**STATED TASK:** Note how many lines in the entries contain the string "forearm", then give that number and nothing else.

**EXERCISE DATA:**
· · ·

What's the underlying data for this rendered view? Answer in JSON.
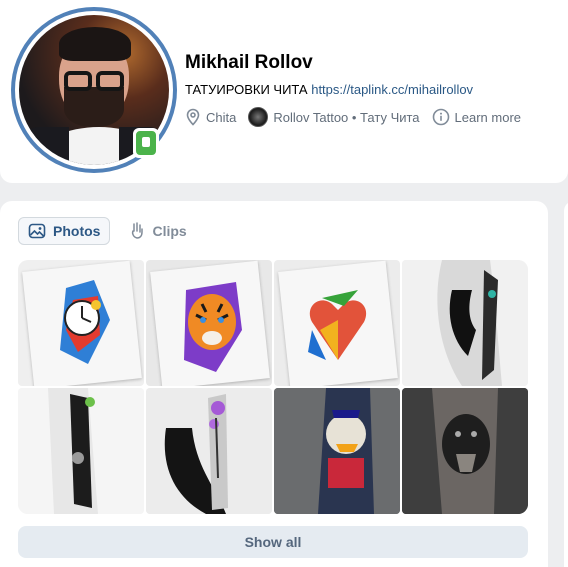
{
  "profile": {
    "name": "Mikhail Rollov",
    "status_text": "ТАТУИРОВКИ ЧИТА",
    "status_link": "https://taplink.cc/mihailrollov",
    "location": "Chita",
    "group": "Rollov Tattoo • Тату Чита",
    "learn_more": "Learn more",
    "online": "mobile"
  },
  "media": {
    "tabs": [
      {
        "label": "Photos",
        "icon": "image-icon",
        "active": true
      },
      {
        "label": "Clips",
        "icon": "clips-icon",
        "active": false
      }
    ],
    "photos": [
      "clock-tattoo-sketch",
      "tiger-tattoo-sketch",
      "heart-tattoo-sketch",
      "sleeve-tattoo-on-model",
      "arm-tattoo-back",
      "floral-sleeve-on-model",
      "cartoon-duck-tattoo-forearm",
      "gorilla-tattoo-forearm"
    ],
    "show_all": "Show all"
  },
  "colors": {
    "accent": "#5181b8",
    "link": "#2a5885",
    "online": "#4bb34b",
    "muted_text": "#626d7a"
  }
}
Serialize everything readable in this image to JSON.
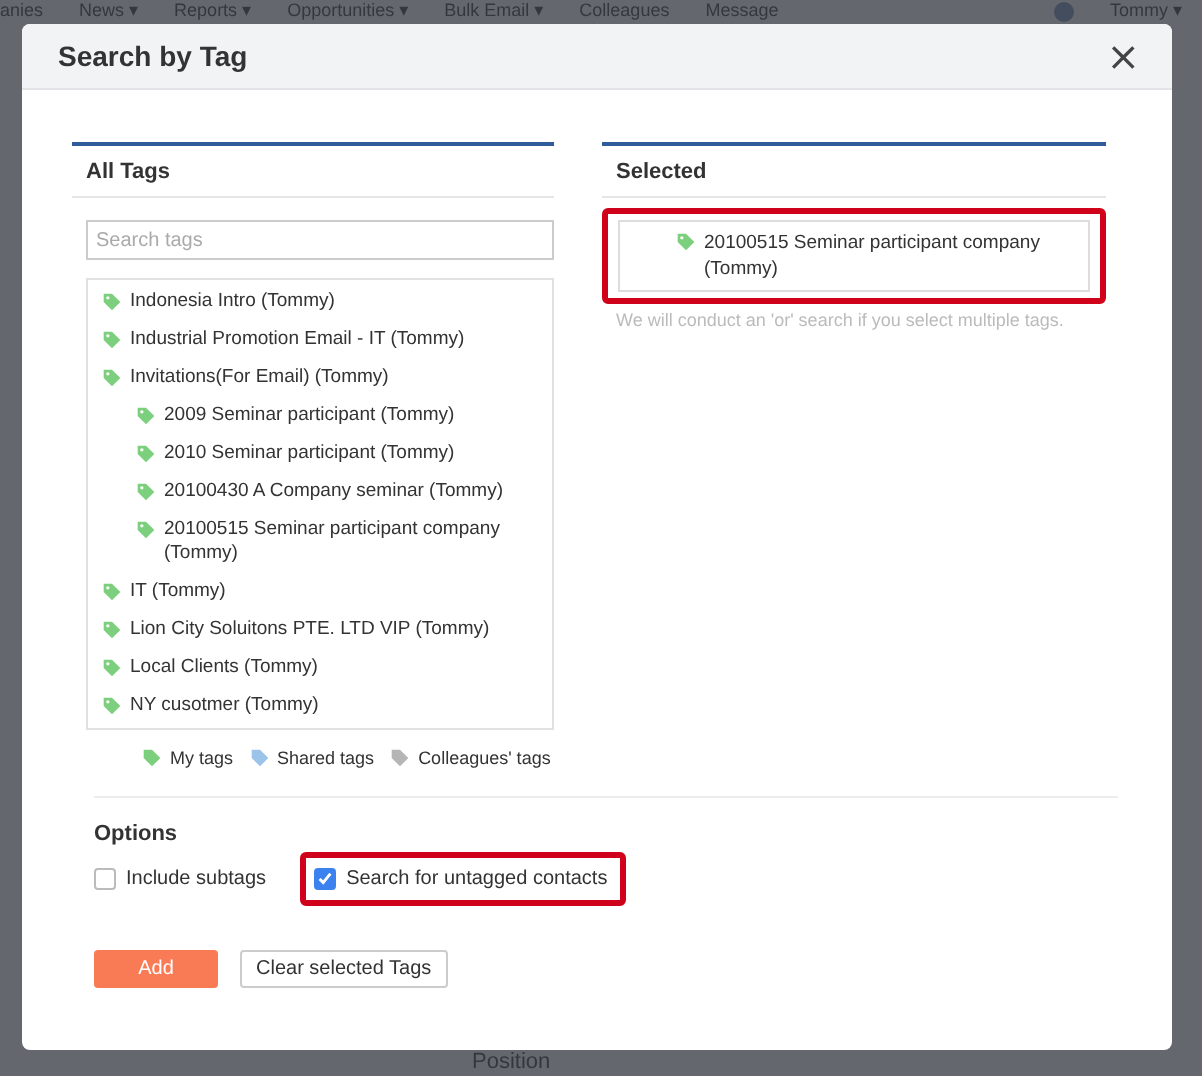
{
  "background": {
    "nav": [
      "anies",
      "News ▾",
      "Reports ▾",
      "Opportunities ▾",
      "Bulk Email ▾",
      "Colleagues",
      "Message"
    ],
    "user": "Tommy ▾",
    "fragments": [
      "Position"
    ]
  },
  "dialog": {
    "title": "Search by Tag",
    "close": "×",
    "all_tags": {
      "heading": "All Tags",
      "search": {
        "placeholder": "Search tags"
      },
      "tags": [
        {
          "label": "Indonesia Intro (Tommy)"
        },
        {
          "label": "Industrial Promotion Email - IT (Tommy)"
        },
        {
          "label": "Invitations(For Email) (Tommy)",
          "children": [
            {
              "label": "2009 Seminar participant (Tommy)"
            },
            {
              "label": "2010 Seminar participant (Tommy)"
            },
            {
              "label": "20100430 A Company seminar (Tommy)"
            },
            {
              "label": "20100515 Seminar participant company (Tommy)"
            }
          ]
        },
        {
          "label": "IT (Tommy)"
        },
        {
          "label": "Lion City Soluitons PTE. LTD VIP (Tommy)"
        },
        {
          "label": "Local Clients (Tommy)"
        },
        {
          "label": "NY cusotmer (Tommy)"
        }
      ],
      "legend": [
        {
          "label": "My tags",
          "color": "#7ccf7c"
        },
        {
          "label": "Shared tags",
          "color": "#9cc3ea"
        },
        {
          "label": "Colleagues' tags",
          "color": "#b5b5b5"
        }
      ]
    },
    "selected": {
      "heading": "Selected",
      "items": [
        {
          "label": "20100515 Seminar participant company (Tommy)",
          "highlighted": true
        }
      ],
      "hint": "We will conduct an 'or' search if you select multiple tags."
    },
    "options": {
      "heading": "Options",
      "items": [
        {
          "label": "Include subtags",
          "checked": false,
          "highlighted": false
        },
        {
          "label": "Search for untagged contacts",
          "checked": true,
          "highlighted": true
        }
      ]
    },
    "buttons": [
      {
        "label": "Add",
        "kind": "primary"
      },
      {
        "label": "Clear selected Tags",
        "kind": "secondary"
      }
    ]
  }
}
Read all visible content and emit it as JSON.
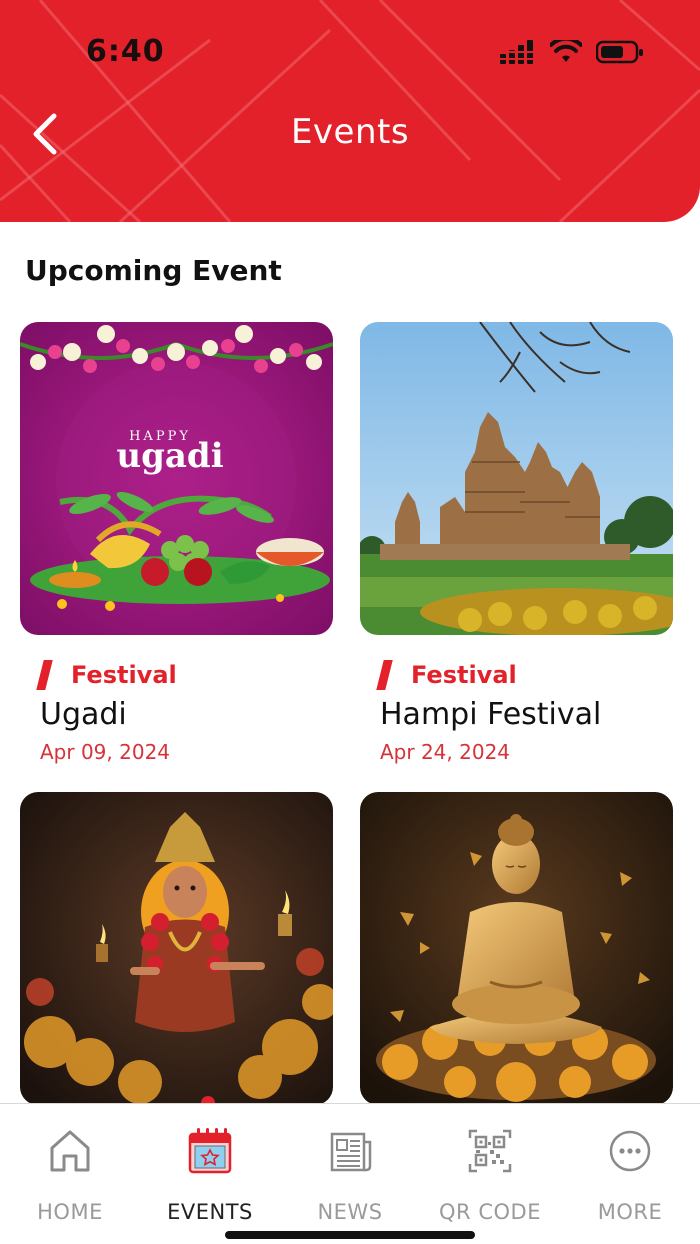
{
  "status_bar": {
    "time": "6:40"
  },
  "header": {
    "title": "Events"
  },
  "section": {
    "title": "Upcoming Event"
  },
  "events": [
    {
      "category": "Festival",
      "title": "Ugadi",
      "date": "Apr 09, 2024",
      "image": "happy-ugadi-poster",
      "image_text_small": "HAPPY",
      "image_text_large": "ugadi"
    },
    {
      "category": "Festival",
      "title": "Hampi Festival",
      "date": "Apr 24, 2024",
      "image": "temple-photo"
    },
    {
      "image": "goddess-idol-photo"
    },
    {
      "image": "buddha-statue-photo"
    }
  ],
  "tabbar": {
    "items": [
      {
        "label": "HOME",
        "icon": "home-icon"
      },
      {
        "label": "EVENTS",
        "icon": "calendar-icon",
        "active": true
      },
      {
        "label": "NEWS",
        "icon": "newspaper-icon"
      },
      {
        "label": "QR CODE",
        "icon": "qr-code-icon"
      },
      {
        "label": "MORE",
        "icon": "more-icon"
      }
    ]
  },
  "colors": {
    "brand_red": "#e3212b",
    "date_red": "#d6323a",
    "inactive_gray": "#9a9a9a"
  }
}
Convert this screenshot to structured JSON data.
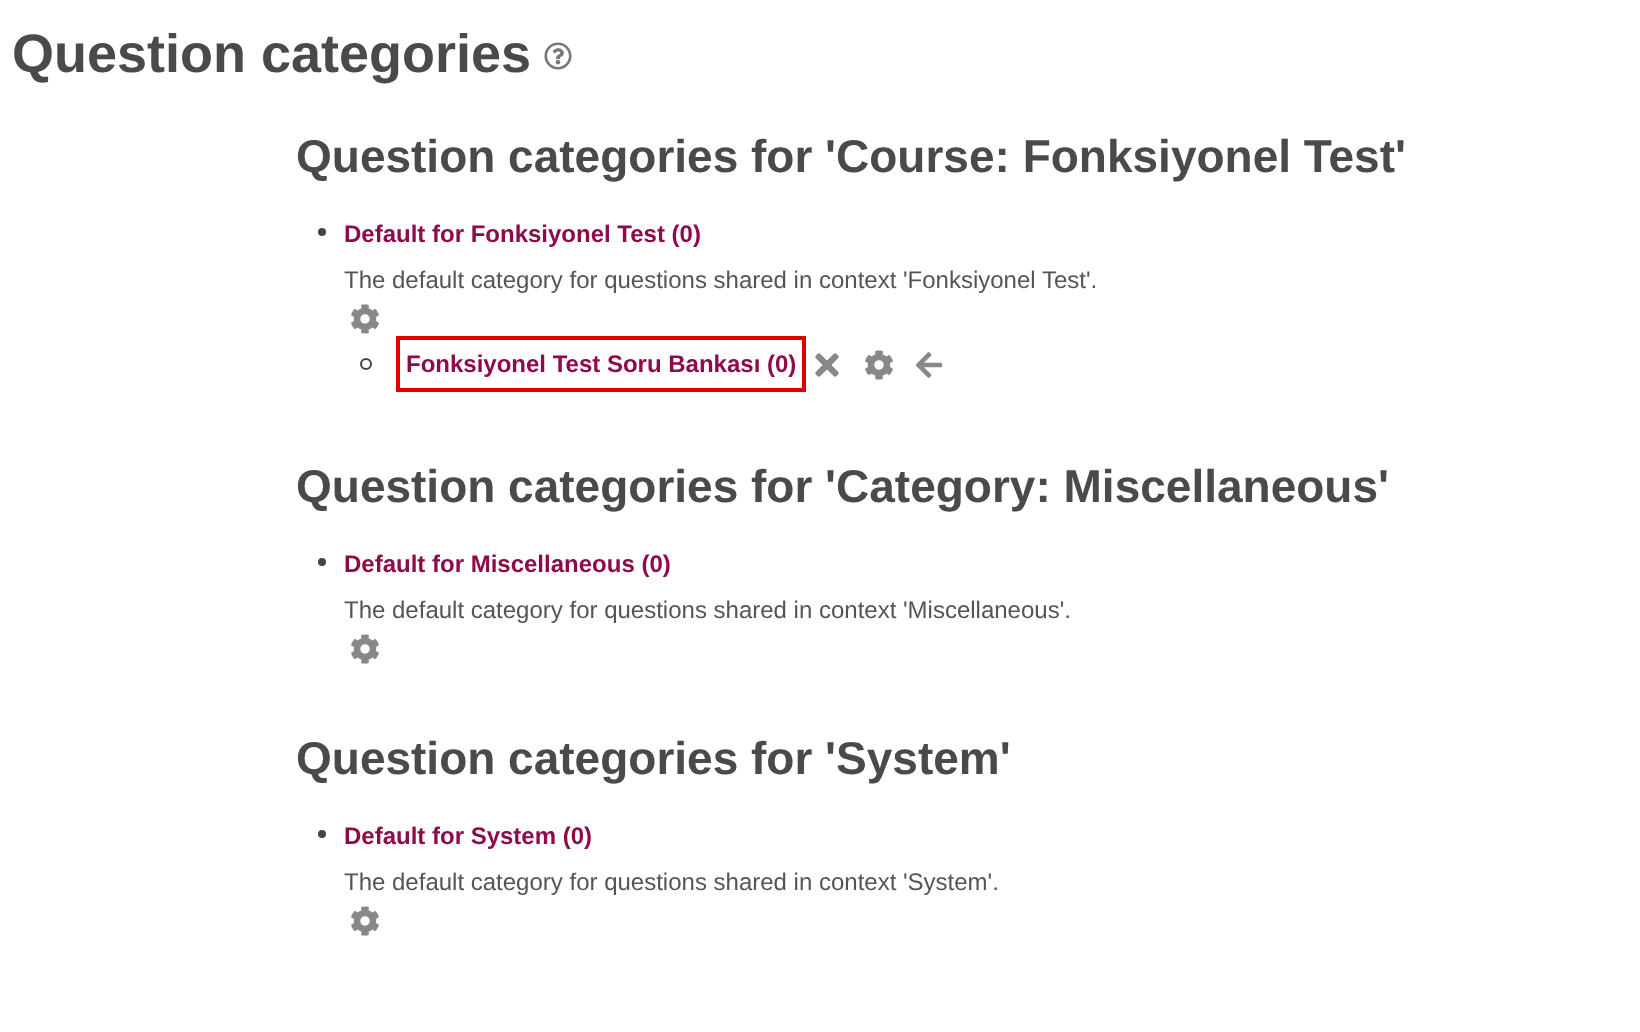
{
  "title": "Question categories",
  "sections": [
    {
      "heading": "Question categories for 'Course: Fonksiyonel Test'",
      "items": [
        {
          "name": "Default for Fonksiyonel Test (0)",
          "description": "The default category for questions shared in context 'Fonksiyonel Test'.",
          "actions": [
            {
              "kind": "settings"
            }
          ],
          "highlighted": false,
          "children": [
            {
              "name": "Fonksiyonel Test Soru Bankası (0)",
              "actions": [
                {
                  "kind": "delete"
                },
                {
                  "kind": "settings"
                },
                {
                  "kind": "move-left"
                }
              ],
              "highlighted": true
            }
          ]
        }
      ]
    },
    {
      "heading": "Question categories for 'Category: Miscellaneous'",
      "items": [
        {
          "name": "Default for Miscellaneous (0)",
          "description": "The default category for questions shared in context 'Miscellaneous'.",
          "actions": [
            {
              "kind": "settings"
            }
          ],
          "highlighted": false
        }
      ]
    },
    {
      "heading": "Question categories for 'System'",
      "items": [
        {
          "name": "Default for System (0)",
          "description": "The default category for questions shared in context 'System'.",
          "actions": [
            {
              "kind": "settings"
            }
          ],
          "highlighted": false
        }
      ]
    }
  ]
}
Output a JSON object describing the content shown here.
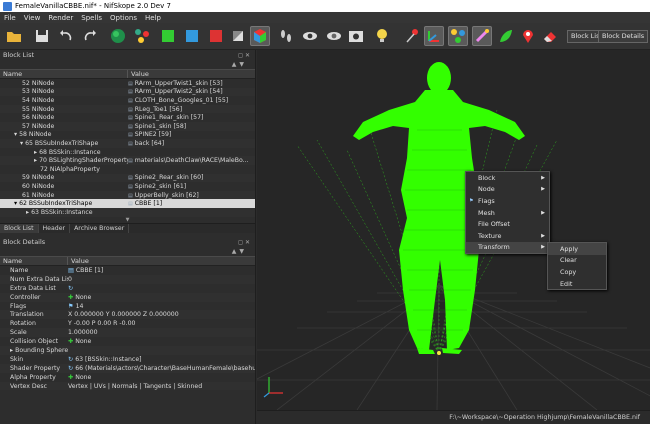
{
  "window": {
    "title": "FemaleVanillaCBBE.nif* - NifSkope 2.0 Dev 7"
  },
  "menu": [
    "File",
    "View",
    "Render",
    "Spells",
    "Options",
    "Help"
  ],
  "toolbar": {
    "block_list_btn": "Block List",
    "block_details_btn": "Block Details"
  },
  "block_list": {
    "title": "Block List",
    "col_name": "Name",
    "col_value": "Value",
    "rows": [
      {
        "name": "52 NiNode",
        "value": "RArm_UpperTwist1_skin [53]",
        "indent": 22
      },
      {
        "name": "53 NiNode",
        "value": "RArm_UpperTwist2_skin [54]",
        "indent": 22
      },
      {
        "name": "54 NiNode",
        "value": "CLOTH_Bone_Googles_01 [55]",
        "indent": 22
      },
      {
        "name": "55 NiNode",
        "value": "RLeg_Toe1 [56]",
        "indent": 22
      },
      {
        "name": "56 NiNode",
        "value": "Spine1_Rear_skin [57]",
        "indent": 22
      },
      {
        "name": "57 NiNode",
        "value": "Spine1_skin [58]",
        "indent": 22
      },
      {
        "name": "▾ 58 NiNode",
        "value": "SPINE2 [59]",
        "indent": 14
      },
      {
        "name": "▾ 65 BSSubIndexTriShape",
        "value": "back [64]",
        "indent": 20
      },
      {
        "name": "▸ 68 BSSkin::Instance",
        "value": "",
        "indent": 34
      },
      {
        "name": "▸ 70 BSLightingShaderProperty",
        "value": "materials\\DeathClaw\\RACE\\MaleBo...",
        "indent": 34
      },
      {
        "name": "72 NiAlphaProperty",
        "value": "",
        "indent": 40
      },
      {
        "name": "59 NiNode",
        "value": "Spine2_Rear_skin [60]",
        "indent": 22
      },
      {
        "name": "60 NiNode",
        "value": "Spine2_skin [61]",
        "indent": 22
      },
      {
        "name": "61 NiNode",
        "value": "UpperBelly_skin [62]",
        "indent": 22
      },
      {
        "name": "▾ 62 BSSubIndexTriShape",
        "value": "CBBE [1]",
        "indent": 14,
        "selected": true
      },
      {
        "name": "▸ 63 BSSkin::Instance",
        "value": "",
        "indent": 26
      }
    ],
    "tabs": [
      "Block List",
      "Header",
      "Archive Browser"
    ]
  },
  "block_details": {
    "title": "Block Details",
    "col_name": "Name",
    "col_value": "Value",
    "rows": [
      {
        "name": "Name",
        "value": "CBBE [1]",
        "icon": "txt"
      },
      {
        "name": "Num Extra Data List",
        "value": "0",
        "icon": ""
      },
      {
        "name": "Extra Data List",
        "value": "",
        "icon": "link"
      },
      {
        "name": "Controller",
        "value": "None",
        "icon": "plus"
      },
      {
        "name": "Flags",
        "value": "14",
        "icon": "flag"
      },
      {
        "name": "Translation",
        "value": "X 0.000000 Y 0.000000 Z 0.000000",
        "icon": ""
      },
      {
        "name": "Rotation",
        "value": "Y -0.00 P 0.00 R -0.00",
        "icon": ""
      },
      {
        "name": "Scale",
        "value": "1.000000",
        "icon": ""
      },
      {
        "name": "Collision Object",
        "value": "None",
        "icon": "plus"
      },
      {
        "name": "▸ Bounding Sphere",
        "value": "",
        "icon": ""
      },
      {
        "name": "Skin",
        "value": "63 [BSSkin::Instance]",
        "icon": "link"
      },
      {
        "name": "Shader Property",
        "value": "66 (Materials\\actors\\Character\\BaseHumanFemale\\basehu...",
        "icon": "link"
      },
      {
        "name": "Alpha Property",
        "value": "None",
        "icon": "plus"
      },
      {
        "name": "Vertex Desc",
        "value": "Vertex | UVs | Normals | Tangents | Skinned",
        "icon": ""
      }
    ]
  },
  "context_menu": {
    "items": [
      "Block",
      "Node",
      "Flags",
      "Mesh",
      "File Offset",
      "Texture",
      "Transform"
    ],
    "submenu": [
      "Apply",
      "Clear",
      "Copy",
      "Edit"
    ]
  },
  "status": {
    "path": "F:\\~Workspace\\~Operation Highjump\\FemaleVanillaCBBE.nif"
  },
  "colors": {
    "mesh": "#33ff00",
    "background": "#262626",
    "grid": "#3a3a3a"
  }
}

· · ·

**THE SOLUTION:** 2